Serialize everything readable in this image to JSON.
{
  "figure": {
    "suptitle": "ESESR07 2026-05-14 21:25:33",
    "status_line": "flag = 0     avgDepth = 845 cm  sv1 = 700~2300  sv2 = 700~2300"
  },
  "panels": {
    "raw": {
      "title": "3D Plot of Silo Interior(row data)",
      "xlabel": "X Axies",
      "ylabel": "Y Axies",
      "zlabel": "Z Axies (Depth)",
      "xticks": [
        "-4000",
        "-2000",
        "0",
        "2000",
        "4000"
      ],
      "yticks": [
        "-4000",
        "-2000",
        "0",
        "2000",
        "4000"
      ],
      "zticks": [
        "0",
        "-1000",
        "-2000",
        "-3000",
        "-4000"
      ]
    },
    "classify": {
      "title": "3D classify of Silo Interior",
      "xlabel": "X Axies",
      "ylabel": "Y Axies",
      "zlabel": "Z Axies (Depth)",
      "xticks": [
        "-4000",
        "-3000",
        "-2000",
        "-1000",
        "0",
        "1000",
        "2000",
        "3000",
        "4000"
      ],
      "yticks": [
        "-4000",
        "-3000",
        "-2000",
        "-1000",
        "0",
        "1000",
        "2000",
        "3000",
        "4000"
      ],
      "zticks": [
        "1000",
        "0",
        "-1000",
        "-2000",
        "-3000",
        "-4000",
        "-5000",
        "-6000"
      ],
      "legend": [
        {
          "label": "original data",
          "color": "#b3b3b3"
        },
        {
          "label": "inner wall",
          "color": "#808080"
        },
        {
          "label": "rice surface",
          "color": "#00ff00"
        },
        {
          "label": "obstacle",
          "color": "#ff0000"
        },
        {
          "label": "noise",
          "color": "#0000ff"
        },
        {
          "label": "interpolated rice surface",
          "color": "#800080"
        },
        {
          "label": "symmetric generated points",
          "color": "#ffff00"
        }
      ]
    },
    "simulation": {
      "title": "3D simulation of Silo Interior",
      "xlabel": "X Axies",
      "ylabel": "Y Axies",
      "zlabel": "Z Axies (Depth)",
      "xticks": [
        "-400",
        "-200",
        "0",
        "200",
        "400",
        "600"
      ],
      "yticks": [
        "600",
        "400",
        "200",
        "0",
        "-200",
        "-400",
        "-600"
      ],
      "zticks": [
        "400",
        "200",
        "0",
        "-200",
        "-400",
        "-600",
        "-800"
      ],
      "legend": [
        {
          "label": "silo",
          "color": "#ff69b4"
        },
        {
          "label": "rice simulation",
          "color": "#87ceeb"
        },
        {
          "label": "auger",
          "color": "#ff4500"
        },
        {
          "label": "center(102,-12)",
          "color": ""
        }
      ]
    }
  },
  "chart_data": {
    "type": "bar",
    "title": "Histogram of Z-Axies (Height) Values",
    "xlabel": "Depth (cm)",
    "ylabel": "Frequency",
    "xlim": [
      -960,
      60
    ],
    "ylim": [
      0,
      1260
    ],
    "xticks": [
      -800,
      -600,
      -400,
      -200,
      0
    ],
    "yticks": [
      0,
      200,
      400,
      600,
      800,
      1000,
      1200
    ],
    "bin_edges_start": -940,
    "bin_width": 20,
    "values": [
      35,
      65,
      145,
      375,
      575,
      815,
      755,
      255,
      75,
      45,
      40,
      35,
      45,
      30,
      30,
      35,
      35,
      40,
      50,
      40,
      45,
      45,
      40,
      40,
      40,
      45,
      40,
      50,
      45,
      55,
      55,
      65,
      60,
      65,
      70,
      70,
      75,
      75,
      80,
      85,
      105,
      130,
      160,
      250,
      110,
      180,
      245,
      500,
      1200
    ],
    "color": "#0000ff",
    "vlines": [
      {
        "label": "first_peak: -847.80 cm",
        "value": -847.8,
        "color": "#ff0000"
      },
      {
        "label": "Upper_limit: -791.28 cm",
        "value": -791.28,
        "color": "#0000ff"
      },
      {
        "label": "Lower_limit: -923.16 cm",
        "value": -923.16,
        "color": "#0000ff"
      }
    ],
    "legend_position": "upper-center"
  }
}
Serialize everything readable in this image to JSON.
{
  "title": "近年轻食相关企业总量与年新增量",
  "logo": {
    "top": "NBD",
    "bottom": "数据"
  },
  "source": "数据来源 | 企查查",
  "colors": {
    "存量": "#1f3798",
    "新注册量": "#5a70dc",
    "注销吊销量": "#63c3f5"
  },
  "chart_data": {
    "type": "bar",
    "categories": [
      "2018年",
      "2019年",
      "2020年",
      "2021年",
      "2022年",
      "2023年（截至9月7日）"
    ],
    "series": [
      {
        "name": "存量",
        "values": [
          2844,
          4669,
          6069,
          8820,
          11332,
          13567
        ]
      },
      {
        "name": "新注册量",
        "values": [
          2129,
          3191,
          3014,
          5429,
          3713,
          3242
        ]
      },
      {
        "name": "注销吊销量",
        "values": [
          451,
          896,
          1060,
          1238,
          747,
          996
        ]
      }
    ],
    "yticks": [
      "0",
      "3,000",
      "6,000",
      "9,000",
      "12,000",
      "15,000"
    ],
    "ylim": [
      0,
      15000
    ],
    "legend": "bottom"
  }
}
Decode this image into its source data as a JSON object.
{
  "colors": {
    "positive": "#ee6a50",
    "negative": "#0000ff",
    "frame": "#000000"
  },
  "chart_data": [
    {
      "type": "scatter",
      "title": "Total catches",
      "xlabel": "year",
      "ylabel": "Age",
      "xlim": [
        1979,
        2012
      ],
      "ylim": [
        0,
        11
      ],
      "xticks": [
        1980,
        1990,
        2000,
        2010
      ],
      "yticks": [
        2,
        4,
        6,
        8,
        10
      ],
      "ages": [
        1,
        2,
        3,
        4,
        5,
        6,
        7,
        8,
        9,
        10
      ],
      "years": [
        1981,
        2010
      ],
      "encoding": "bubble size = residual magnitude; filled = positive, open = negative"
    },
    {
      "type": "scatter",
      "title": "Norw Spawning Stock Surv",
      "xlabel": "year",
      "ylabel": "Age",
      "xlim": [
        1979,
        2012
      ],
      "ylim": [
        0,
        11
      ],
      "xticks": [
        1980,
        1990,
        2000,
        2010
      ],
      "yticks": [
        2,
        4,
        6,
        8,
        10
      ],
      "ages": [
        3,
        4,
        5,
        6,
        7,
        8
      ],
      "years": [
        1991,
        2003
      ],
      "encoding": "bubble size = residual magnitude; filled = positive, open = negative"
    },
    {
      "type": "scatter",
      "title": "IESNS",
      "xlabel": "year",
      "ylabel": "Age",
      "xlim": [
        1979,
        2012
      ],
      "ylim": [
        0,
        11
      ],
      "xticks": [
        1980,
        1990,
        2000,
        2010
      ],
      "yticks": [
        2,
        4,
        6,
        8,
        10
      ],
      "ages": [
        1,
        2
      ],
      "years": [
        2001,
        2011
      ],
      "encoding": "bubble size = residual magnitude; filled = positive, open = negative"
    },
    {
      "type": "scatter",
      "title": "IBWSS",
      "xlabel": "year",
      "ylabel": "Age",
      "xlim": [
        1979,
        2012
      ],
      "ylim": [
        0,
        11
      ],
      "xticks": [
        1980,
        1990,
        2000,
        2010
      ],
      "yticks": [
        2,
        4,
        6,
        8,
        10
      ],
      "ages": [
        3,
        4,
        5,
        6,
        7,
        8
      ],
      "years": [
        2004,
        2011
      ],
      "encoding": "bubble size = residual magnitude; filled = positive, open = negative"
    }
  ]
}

++++

Quote all of the entries exactly as they appear.

Serialize everything readable in this image to JSON.
{
  "figure": {
    "suptitle": "ESESR07 2026-05-14 21:25:33",
    "status_line": "flag = 0     avgDepth = 845 cm  sv1 = 700~2300  sv2 = 700~2300"
  },
  "panels": {
    "raw": {
      "title": "3D Plot of Silo Interior(row data)",
      "xlabel": "X Axies",
      "ylabel": "Y Axies",
      "zlabel": "Z Axies (Depth)",
      "xticks": [
        "-4000",
        "-2000",
        "0",
        "2000",
        "4000"
      ],
      "yticks": [
        "-4000",
        "-2000",
        "0",
        "2000",
        "4000"
      ],
      "zticks": [
        "0",
        "-1000",
        "-2000",
        "-3000",
        "-4000"
      ]
    },
    "classify": {
      "title": "3D classify of Silo Interior",
      "xlabel": "X Axies",
      "ylabel": "Y Axies",
      "zlabel": "Z Axies (Depth)",
      "xticks": [
        "-4000",
        "-3000",
        "-2000",
        "-1000",
        "0",
        "1000",
        "2000",
        "3000",
        "4000"
      ],
      "yticks": [
        "-4000",
        "-3000",
        "-2000",
        "-1000",
        "0",
        "1000",
        "2000",
        "3000",
        "4000"
      ],
      "zticks": [
        "1000",
        "0",
        "-1000",
        "-2000",
        "-3000",
        "-4000",
        "-5000",
        "-6000"
      ],
      "legend": [
        {
          "label": "original data",
          "color": "#b3b3b3"
        },
        {
          "label": "inner wall",
          "color": "#808080"
        },
        {
          "label": "rice surface",
          "color": "#00ff00"
        },
        {
          "label": "obstacle",
          "color": "#ff0000"
        },
        {
          "label": "noise",
          "color": "#0000ff"
        },
        {
          "label": "interpolated rice surface",
          "color": "#800080"
        },
        {
          "label": "symmetric generated points",
          "color": "#ffff00"
        }
      ]
    },
    "simulation": {
      "title": "3D simulation of Silo Interior",
      "xlabel": "X Axies",
      "ylabel": "Y Axies",
      "zlabel": "Z Axies (Depth)",
      "xticks": [
        "-400",
        "-200",
        "0",
        "200",
        "400",
        "600"
      ],
      "yticks": [
        "600",
        "400",
        "200",
        "0",
        "-200",
        "-400",
        "-600"
      ],
      "zticks": [
        "400",
        "200",
        "0",
        "-200",
        "-400",
        "-600",
        "-800"
      ],
      "legend": [
        {
          "label": "silo",
          "color": "#ff69b4"
        },
        {
          "label": "rice simulation",
          "color": "#87ceeb"
        },
        {
          "label": "auger",
          "color": "#ff4500"
        },
        {
          "label": "center(102,-12)",
          "color": ""
        }
      ]
    }
  },
  "chart_data": {
    "type": "bar",
    "title": "Histogram of Z-Axies (Height) Values",
    "xlabel": "Depth (cm)",
    "ylabel": "Frequency",
    "xlim": [
      -960,
      60
    ],
    "ylim": [
      0,
      1260
    ],
    "xticks": [
      -800,
      -600,
      -400,
      -200,
      0
    ],
    "yticks": [
      0,
      200,
      400,
      600,
      800,
      1000,
      1200
    ],
    "bin_edges_start": -940,
    "bin_width": 20,
    "values": [
      35,
      65,
      145,
      375,
      575,
      815,
      755,
      255,
      75,
      45,
      40,
      35,
      45,
      30,
      30,
      35,
      35,
      40,
      50,
      40,
      45,
      45,
      40,
      40,
      40,
      45,
      40,
      50,
      45,
      55,
      55,
      65,
      60,
      65,
      70,
      70,
      75,
      75,
      80,
      85,
      105,
      130,
      160,
      250,
      110,
      180,
      245,
      500,
      1200
    ],
    "color": "#0000ff",
    "vlines": [
      {
        "label": "first_peak: -847.80 cm",
        "value": -847.8,
        "color": "#ff0000"
      },
      {
        "label": "Upper_limit: -791.28 cm",
        "value": -791.28,
        "color": "#0000ff"
      },
      {
        "label": "Lower_limit: -923.16 cm",
        "value": -923.16,
        "color": "#0000ff"
      }
    ],
    "legend_position": "upper-center"
  }
}
Serialize everything readable in this image to JSON.
{
  "title": "近年轻食相关企业总量与年新增量",
  "logo": {
    "top": "NBD",
    "bottom": "数据"
  },
  "source": "数据来源 | 企查查",
  "colors": {
    "存量": "#1f3798",
    "新注册量": "#5a70dc",
    "注销吊销量": "#63c3f5"
  },
  "chart_data": {
    "type": "bar",
    "categories": [
      "2018年",
      "2019年",
      "2020年",
      "2021年",
      "2022年",
      "2023年（截至9月7日）"
    ],
    "series": [
      {
        "name": "存量",
        "values": [
          2844,
          4669,
          6069,
          8820,
          11332,
          13567
        ]
      },
      {
        "name": "新注册量",
        "values": [
          2129,
          3191,
          3014,
          5429,
          3713,
          3242
        ]
      },
      {
        "name": "注销吊销量",
        "values": [
          451,
          896,
          1060,
          1238,
          747,
          996
        ]
      }
    ],
    "yticks": [
      "0",
      "3,000",
      "6,000",
      "9,000",
      "12,000",
      "15,000"
    ],
    "ylim": [
      0,
      15000
    ],
    "legend": "bottom"
  }
}
Decode this image into its source data as a JSON object.
{
  "colors": {
    "positive": "#ee6a50",
    "negative": "#0000ff",
    "frame": "#000000"
  },
  "chart_data": [
    {
      "type": "scatter",
      "title": "Total catches",
      "xlabel": "year",
      "ylabel": "Age",
      "xlim": [
        1979,
        2012
      ],
      "ylim": [
        0,
        11
      ],
      "xticks": [
        1980,
        1990,
        2000,
        2010
      ],
      "yticks": [
        2,
        4,
        6,
        8,
        10
      ],
      "ages": [
        1,
        2,
        3,
        4,
        5,
        6,
        7,
        8,
        9,
        10
      ],
      "years": [
        1981,
        2010
      ],
      "encoding": "bubble size = residual magnitude; filled = positive, open = negative"
    },
    {
      "type": "scatter",
      "title": "Norw Spawning Stock Surv",
      "xlabel": "year",
      "ylabel": "Age",
      "xlim": [
        1979,
        2012
      ],
      "ylim": [
        0,
        11
      ],
      "xticks": [
        1980,
        1990,
        2000,
        2010
      ],
      "yticks": [
        2,
        4,
        6,
        8,
        10
      ],
      "ages": [
        3,
        4,
        5,
        6,
        7,
        8
      ],
      "years": [
        1991,
        2003
      ],
      "encoding": "bubble size = residual magnitude; filled = positive, open = negative"
    },
    {
      "type": "scatter",
      "title": "IESNS",
      "xlabel": "year",
      "ylabel": "Age",
      "xlim": [
        1979,
        2012
      ],
      "ylim": [
        0,
        11
      ],
      "xticks": [
        1980,
        1990,
        2000,
        2010
      ],
      "yticks": [
        2,
        4,
        6,
        8,
        10
      ],
      "ages": [
        1,
        2
      ],
      "years": [
        2001,
        2011
      ],
      "encoding": "bubble size = residual magnitude; filled = positive, open = negative"
    },
    {
      "type": "scatter",
      "title": "IBWSS",
      "xlabel": "year",
      "ylabel": "Age",
      "xlim": [
        1979,
        2012
      ],
      "ylim": [
        0,
        11
      ],
      "xticks": [
        1980,
        1990,
        2000,
        2010
      ],
      "yticks": [
        2,
        4,
        6,
        8,
        10
      ],
      "ages": [
        3,
        4,
        5,
        6,
        7,
        8
      ],
      "years": [
        2004,
        2011
      ],
      "encoding": "bubble size = residual magnitude; filled = positive, open = negative"
    }
  ]
}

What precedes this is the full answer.